Please copy every line of the records below that holds the word "with".
---------- Given information
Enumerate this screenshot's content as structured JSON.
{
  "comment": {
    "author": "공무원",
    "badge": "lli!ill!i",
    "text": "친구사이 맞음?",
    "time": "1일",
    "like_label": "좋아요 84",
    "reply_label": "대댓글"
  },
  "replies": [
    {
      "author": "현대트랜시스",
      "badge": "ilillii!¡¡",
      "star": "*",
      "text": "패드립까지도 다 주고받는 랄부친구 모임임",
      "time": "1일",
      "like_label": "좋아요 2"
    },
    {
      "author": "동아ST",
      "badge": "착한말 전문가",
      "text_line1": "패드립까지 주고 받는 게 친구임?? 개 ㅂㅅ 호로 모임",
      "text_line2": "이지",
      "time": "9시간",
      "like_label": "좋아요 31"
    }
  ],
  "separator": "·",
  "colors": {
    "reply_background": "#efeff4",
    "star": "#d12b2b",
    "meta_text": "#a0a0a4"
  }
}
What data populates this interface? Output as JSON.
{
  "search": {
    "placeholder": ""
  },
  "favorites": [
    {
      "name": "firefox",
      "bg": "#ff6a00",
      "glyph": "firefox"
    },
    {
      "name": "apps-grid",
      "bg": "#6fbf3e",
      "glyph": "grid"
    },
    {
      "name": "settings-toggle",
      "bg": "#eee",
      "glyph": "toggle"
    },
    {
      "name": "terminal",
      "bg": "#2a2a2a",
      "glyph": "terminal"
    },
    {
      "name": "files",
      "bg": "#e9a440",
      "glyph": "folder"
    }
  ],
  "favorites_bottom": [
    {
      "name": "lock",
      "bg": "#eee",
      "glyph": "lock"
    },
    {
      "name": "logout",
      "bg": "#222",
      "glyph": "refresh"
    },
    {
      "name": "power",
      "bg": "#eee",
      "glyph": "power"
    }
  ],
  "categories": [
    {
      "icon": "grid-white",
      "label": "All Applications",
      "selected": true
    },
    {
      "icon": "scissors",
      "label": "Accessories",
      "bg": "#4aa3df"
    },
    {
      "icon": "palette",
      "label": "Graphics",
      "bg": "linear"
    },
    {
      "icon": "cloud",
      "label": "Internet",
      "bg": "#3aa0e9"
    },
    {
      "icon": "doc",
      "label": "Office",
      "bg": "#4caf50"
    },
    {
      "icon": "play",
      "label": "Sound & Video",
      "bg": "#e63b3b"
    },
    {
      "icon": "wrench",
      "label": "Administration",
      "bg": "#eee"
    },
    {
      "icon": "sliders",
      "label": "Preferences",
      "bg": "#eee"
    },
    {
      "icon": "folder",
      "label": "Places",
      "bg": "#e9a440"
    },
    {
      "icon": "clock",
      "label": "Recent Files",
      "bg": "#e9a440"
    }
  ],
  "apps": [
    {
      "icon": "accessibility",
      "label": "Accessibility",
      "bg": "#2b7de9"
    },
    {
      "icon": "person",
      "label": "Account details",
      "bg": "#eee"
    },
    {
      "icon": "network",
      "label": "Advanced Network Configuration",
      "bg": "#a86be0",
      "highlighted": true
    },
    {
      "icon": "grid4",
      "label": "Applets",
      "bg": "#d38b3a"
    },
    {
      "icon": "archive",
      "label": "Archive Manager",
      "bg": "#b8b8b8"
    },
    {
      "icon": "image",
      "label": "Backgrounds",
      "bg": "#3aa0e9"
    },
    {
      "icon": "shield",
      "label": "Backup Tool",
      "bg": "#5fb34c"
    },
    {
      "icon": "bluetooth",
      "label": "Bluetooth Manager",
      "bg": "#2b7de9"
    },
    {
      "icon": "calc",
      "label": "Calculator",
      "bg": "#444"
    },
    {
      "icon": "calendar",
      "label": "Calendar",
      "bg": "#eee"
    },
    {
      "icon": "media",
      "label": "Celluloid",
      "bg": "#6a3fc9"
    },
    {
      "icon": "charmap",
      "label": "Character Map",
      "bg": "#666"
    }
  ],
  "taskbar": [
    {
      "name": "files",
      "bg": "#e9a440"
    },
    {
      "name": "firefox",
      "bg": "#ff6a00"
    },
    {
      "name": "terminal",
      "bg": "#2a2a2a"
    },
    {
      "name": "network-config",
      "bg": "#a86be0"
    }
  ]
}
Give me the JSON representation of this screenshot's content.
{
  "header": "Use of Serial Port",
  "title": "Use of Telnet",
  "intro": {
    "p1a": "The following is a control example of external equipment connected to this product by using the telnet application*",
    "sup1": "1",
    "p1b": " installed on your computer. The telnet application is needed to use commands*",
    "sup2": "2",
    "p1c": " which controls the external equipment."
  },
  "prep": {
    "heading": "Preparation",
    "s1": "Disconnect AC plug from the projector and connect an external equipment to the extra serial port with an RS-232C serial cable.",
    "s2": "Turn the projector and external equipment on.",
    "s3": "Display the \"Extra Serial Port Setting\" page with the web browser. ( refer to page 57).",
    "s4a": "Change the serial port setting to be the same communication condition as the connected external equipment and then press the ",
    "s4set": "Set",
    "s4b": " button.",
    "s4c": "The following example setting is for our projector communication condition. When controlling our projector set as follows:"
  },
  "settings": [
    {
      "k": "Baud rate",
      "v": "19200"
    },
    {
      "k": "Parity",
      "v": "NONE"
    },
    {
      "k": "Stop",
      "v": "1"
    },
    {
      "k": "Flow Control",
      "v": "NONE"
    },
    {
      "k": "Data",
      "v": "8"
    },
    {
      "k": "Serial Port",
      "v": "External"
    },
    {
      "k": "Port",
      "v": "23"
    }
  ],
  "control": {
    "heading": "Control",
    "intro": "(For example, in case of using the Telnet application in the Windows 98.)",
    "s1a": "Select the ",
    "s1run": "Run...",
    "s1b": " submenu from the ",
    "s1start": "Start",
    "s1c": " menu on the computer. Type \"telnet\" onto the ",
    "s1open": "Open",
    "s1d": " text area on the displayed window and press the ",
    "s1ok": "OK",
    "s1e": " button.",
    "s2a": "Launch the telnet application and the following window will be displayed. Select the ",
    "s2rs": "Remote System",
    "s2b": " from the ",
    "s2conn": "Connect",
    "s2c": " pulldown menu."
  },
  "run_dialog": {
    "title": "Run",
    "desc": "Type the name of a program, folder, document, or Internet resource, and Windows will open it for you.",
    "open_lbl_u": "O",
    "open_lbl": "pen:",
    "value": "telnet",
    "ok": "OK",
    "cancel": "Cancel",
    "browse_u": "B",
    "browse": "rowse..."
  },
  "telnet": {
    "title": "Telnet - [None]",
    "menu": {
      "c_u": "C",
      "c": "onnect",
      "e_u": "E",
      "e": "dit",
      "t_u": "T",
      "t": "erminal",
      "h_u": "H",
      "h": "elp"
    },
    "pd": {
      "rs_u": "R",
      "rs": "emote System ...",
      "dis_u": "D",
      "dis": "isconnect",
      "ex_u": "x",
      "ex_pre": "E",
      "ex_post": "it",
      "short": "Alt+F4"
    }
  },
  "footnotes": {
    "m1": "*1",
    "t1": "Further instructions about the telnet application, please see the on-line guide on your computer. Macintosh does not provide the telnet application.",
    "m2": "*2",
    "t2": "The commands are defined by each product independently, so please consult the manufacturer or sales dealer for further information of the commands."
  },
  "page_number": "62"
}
--------------------
## Result of this exercise:
    "s1": "Disconnect AC plug from the projector and connect an external equipment to the extra serial port with an RS-232C serial cable.",
    "s3": "Display the \"Extra Serial Port Setting\" page with the web browser. ( refer to page 57).",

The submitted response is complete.